Les illustrations sont également extraites de ce numéro.


 CHEMIN DE FER DE CEINTURE

Le Monde Illustré a rendu compte dans son numéro du 14 octobre 1865 des travaux entrepris à Auteuil pour la construction du chemin de fer de Ceinture et notam­ment des viaducs d’Auteuil, du Point-du-Jour et de Javel. La totalité du chemin de fer ayant été livrée au public le 24 février 1867, voici les principaux détails relatifs au reste de cette voie entre Vaugirard et Bercy.

Après avoir quitté la gare d’Auteuil on traverse sur les viaducs qui viennent d’être nommés la vallée de la Seine, à 21 mètres au-dessus du niveau de l’étiage, et après avoir joui du panorama, à droite de Saint-Cloud et Suresnes, à gauche de tout Paris, on arrive à la station du Point-du-Jour, établie dans le corps même du viaduc, puis à celle de Grenelle d’où se détache l’embranche­ment provisoire qui conduit jusqu’au Palais de l’Exposi­tion universelle. Cet embranchement construit sur les rem­blais provenant en grande partie des chantiers du Trocadéro est destiné plus tard à être supprimé, et les terres qui en constituent la plate-forme serviront presque à pied d’œuvre à élargir et à améliorer le quai.

Consignes
- 1) Reformulez sous forme de liste, plus brièvement, le paragraphe du texte sur le chemin de fer de Ceinture qui commence par « Après avoir quitté la gare d'Auteuil », sans en perdre les faits principaux.
- 2) D'après le texte sur le chemin de fer de Ceinture, à quelle date la totalité de la ligne a-t-elle été livrée au public ?
- 3) Poursuivez le texte sur le chemin de fer de Ceinture à partir de sa dernière phrase.

Extraits de données

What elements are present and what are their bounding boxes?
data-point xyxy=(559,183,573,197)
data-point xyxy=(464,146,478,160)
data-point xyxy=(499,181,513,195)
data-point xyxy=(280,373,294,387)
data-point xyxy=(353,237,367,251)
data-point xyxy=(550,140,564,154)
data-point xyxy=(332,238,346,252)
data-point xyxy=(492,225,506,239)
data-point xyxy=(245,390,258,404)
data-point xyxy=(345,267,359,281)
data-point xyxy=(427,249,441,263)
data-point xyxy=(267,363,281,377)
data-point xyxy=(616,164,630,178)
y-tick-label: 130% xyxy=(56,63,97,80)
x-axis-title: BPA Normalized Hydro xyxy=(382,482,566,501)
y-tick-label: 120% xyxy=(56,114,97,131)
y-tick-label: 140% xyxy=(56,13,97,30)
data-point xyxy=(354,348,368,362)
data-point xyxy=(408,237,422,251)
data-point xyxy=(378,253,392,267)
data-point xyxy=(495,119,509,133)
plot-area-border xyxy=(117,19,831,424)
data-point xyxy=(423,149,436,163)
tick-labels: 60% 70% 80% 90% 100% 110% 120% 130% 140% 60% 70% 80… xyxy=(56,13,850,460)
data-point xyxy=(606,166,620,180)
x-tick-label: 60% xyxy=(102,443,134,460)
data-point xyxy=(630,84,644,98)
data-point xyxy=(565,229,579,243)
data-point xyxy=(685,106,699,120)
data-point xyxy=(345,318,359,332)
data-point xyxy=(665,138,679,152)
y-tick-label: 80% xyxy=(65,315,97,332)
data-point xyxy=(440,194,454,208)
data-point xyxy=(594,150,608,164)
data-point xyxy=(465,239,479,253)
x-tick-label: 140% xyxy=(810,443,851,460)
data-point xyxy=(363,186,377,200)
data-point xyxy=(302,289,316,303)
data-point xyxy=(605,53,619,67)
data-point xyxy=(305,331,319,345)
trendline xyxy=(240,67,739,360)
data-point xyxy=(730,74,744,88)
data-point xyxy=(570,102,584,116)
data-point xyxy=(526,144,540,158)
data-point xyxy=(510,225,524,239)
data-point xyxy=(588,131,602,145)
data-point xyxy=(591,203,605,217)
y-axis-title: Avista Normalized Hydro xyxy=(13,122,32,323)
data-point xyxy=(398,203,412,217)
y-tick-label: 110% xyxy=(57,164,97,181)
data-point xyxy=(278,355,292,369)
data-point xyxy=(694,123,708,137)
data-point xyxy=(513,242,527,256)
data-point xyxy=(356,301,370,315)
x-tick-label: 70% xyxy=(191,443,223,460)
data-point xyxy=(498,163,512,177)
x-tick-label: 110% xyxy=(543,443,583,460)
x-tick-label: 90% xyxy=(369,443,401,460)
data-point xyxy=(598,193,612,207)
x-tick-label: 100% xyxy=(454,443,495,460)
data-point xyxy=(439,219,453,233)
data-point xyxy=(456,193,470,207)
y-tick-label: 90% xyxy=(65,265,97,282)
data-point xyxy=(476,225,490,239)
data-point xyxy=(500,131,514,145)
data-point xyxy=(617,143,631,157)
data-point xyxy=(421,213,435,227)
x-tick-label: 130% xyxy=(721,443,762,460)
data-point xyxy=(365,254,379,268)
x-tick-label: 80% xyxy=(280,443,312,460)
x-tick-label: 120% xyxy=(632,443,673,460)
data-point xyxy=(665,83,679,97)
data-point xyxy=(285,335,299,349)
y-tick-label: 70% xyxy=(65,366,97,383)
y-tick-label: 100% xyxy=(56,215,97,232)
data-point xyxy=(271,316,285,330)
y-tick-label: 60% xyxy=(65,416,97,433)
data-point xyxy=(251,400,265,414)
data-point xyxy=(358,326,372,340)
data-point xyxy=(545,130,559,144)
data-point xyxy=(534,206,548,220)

Réponses par consigne
- 1)
- Depuis la gare d'Auteuil, la voie franchit la vallée de la Seine sur les viaducs, à 21 mètres au-dessus de l'étiage.
- On y voit Saint-Cloud et Suresnes à droite, tout Paris à gauche.
- La station du Point-du-Jour est construite dans le viaduc lui-même.
- Vient ensuite la station de Grenelle, point de départ d'un embranchement provisoire vers le Palais de l'Exposition universelle.
- Cet embranchement repose sur des remblais venus surtout des chantiers du Trocadéro. Il doit être supprimé plus tard, et ses terres serviront à élargir et à améliorer le quai.

- 2) Le 24 février 1867.

- 3)
De la gare de Grenelle on arrive à celle de Vaugirard, puis après avoir traversé un souterrain de 300 mètres de longueur, fondé à une profondeur considérable dans les catacombes, à celle de l’Ouest-Ceinture, qui permet la correspondance entre le chemin de fer de Ceinture et la gare de Mont-Parnasse. De cette dernière station à celle de Montrouge, le chemin se trouve tout en tranchée de 10 mètres en moyenne, dont les parois sont revêtues en maçonnerie parementée en mosaïque. On arrive au bâtiment des voyageurs, établi sur un petit tunnel creusé au-dessous de la route par deux escaliers en pierre de taille qui débouchent sur les trottoirs de la station, disposition adoptée pour la majeure partie des stations de la ligne.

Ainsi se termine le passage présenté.